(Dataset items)
※ ※ ※
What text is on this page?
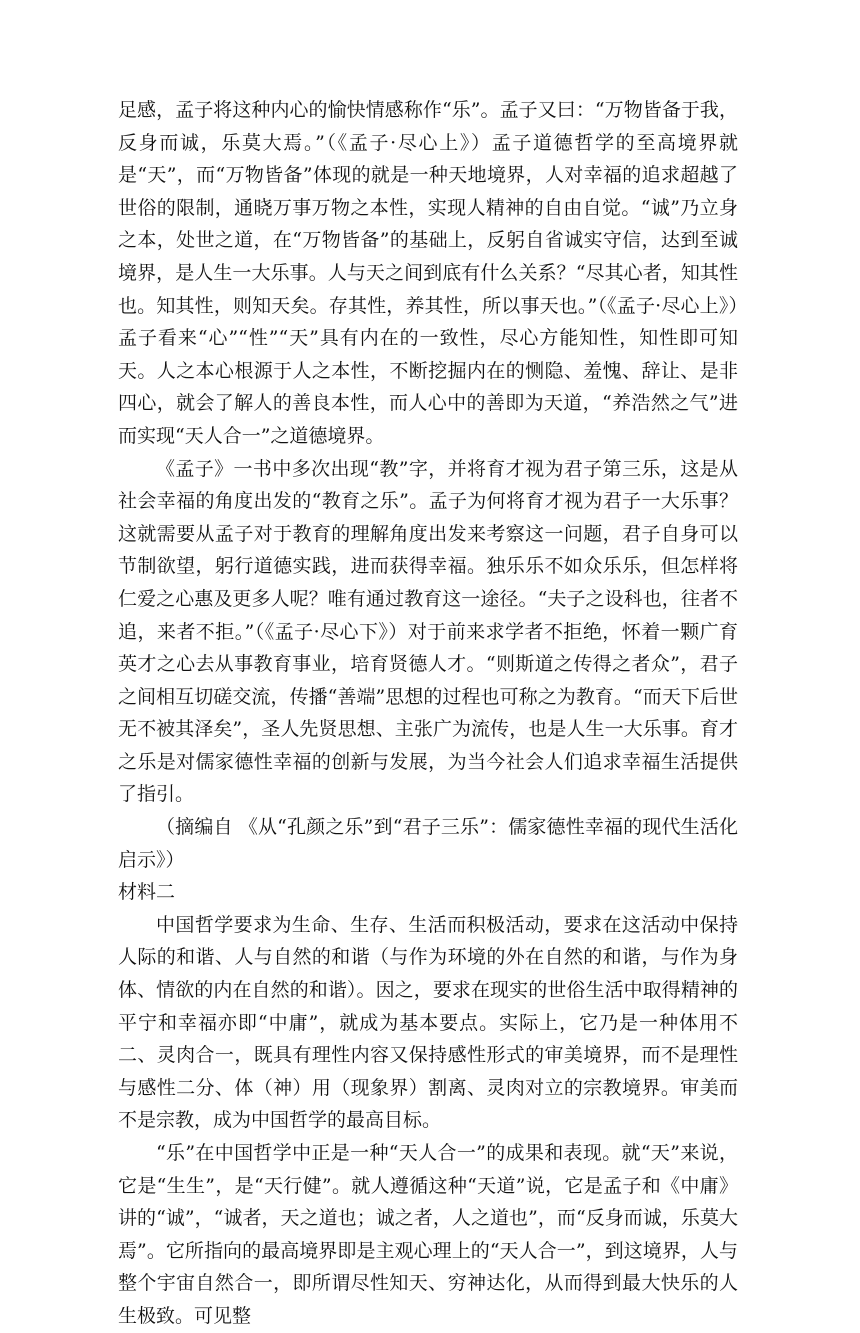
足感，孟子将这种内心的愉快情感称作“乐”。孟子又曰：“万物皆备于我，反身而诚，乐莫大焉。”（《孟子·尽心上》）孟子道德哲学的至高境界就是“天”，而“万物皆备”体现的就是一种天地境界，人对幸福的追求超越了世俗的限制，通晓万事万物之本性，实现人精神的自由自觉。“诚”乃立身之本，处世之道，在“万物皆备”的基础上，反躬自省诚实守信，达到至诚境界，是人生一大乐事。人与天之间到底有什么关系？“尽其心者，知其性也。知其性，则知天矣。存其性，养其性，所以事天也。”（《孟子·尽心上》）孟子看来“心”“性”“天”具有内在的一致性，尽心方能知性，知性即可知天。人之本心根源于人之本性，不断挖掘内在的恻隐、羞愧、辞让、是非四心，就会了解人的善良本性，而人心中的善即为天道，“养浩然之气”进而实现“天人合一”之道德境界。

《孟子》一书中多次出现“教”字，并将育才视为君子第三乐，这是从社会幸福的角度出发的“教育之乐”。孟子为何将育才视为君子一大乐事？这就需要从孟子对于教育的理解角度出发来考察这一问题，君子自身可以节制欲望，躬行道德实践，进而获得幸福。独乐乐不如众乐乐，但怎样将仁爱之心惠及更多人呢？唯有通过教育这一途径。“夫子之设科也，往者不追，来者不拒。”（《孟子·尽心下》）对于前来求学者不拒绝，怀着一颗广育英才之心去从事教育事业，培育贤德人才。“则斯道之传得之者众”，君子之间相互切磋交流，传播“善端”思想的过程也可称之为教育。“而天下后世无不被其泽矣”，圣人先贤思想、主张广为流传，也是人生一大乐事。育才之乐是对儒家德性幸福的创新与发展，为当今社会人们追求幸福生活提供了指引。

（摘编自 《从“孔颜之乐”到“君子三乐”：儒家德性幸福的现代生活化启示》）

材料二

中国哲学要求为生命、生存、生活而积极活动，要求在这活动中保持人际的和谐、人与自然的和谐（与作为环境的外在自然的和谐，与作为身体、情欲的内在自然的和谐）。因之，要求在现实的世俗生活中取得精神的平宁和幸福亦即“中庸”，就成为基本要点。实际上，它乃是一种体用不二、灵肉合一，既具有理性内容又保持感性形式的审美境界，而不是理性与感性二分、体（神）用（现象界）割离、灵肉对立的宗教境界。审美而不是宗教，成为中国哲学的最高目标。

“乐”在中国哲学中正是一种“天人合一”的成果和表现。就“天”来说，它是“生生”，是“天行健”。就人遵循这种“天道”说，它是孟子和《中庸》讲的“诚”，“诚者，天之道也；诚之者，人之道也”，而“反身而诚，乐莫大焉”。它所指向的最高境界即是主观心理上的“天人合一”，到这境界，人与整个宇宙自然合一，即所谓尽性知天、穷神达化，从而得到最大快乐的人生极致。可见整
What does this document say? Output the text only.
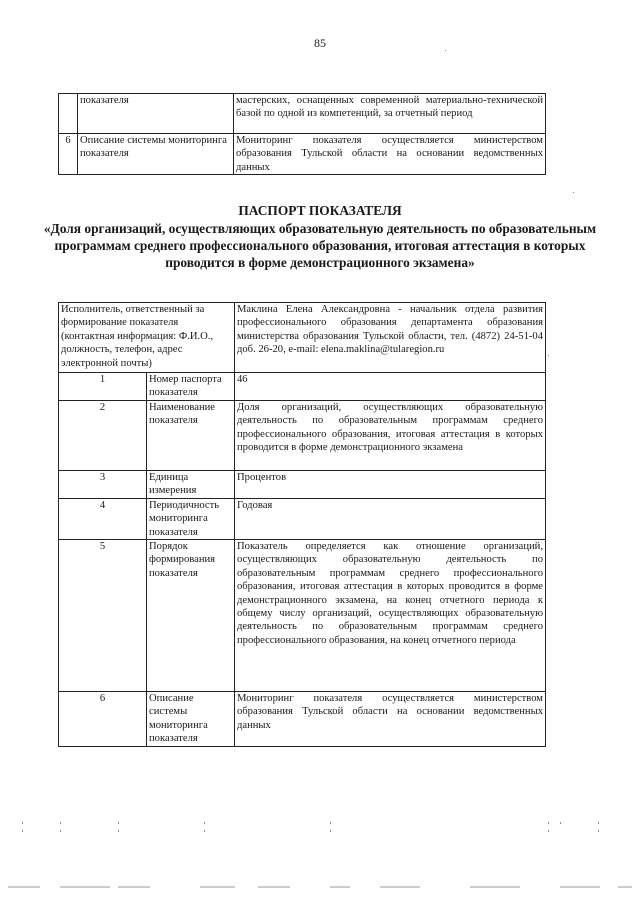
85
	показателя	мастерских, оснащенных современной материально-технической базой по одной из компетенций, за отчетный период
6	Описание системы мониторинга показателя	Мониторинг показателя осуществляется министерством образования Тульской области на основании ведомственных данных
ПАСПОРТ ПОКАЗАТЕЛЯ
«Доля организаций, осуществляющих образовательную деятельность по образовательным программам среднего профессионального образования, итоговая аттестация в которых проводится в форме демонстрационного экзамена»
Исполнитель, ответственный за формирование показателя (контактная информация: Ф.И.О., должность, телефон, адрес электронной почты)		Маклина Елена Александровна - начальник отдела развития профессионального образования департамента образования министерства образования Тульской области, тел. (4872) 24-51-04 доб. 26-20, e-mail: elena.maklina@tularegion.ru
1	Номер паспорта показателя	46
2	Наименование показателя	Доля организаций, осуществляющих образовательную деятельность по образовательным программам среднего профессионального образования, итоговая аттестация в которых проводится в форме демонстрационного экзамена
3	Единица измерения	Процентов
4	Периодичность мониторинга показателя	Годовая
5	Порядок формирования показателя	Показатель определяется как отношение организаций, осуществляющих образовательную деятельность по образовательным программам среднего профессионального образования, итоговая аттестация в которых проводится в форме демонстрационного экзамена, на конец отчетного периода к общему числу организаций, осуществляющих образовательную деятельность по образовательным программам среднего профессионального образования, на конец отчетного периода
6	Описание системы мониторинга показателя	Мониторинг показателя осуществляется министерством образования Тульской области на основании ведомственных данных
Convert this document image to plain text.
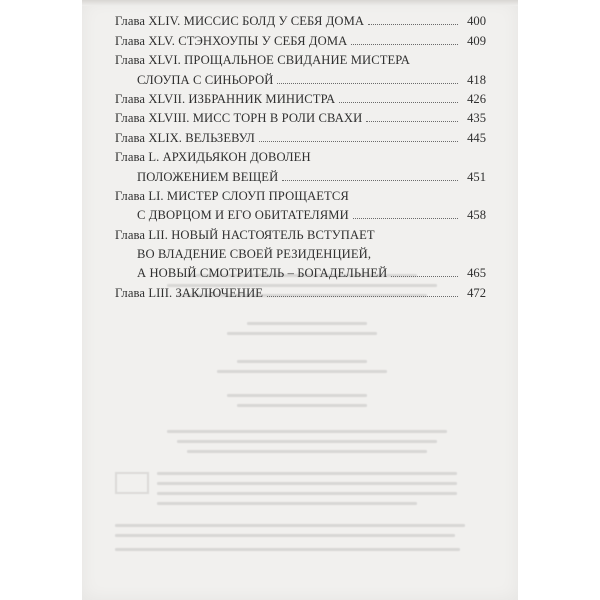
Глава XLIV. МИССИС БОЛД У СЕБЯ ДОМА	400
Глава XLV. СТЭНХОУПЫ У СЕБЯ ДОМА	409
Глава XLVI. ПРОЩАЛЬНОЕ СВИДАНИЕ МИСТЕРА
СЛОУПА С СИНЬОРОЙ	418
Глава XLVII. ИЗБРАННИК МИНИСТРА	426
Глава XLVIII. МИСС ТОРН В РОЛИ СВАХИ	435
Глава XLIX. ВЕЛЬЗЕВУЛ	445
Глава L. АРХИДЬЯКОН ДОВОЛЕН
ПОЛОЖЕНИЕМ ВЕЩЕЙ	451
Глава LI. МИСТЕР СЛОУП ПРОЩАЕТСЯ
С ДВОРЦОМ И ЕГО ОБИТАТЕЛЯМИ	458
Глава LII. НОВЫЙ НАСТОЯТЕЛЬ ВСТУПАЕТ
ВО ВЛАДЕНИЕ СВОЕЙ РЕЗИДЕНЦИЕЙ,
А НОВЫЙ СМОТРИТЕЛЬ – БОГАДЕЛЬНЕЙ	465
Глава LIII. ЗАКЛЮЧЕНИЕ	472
※ ※ ※
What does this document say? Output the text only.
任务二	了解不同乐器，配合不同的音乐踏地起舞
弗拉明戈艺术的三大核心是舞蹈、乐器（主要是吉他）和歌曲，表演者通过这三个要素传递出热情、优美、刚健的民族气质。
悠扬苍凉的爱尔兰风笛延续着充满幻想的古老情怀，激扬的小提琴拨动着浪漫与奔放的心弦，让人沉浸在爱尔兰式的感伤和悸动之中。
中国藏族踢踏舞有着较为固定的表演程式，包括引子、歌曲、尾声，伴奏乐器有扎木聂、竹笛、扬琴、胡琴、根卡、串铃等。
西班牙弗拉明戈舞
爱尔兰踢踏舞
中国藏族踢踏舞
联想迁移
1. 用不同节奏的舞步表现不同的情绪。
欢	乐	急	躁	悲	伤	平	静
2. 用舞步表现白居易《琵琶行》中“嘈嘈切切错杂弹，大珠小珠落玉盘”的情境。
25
※ ※ ※
» JOB
State the count of lines with the word "text" in them, and write nothing else.

» PROBLEM SOLUTION
4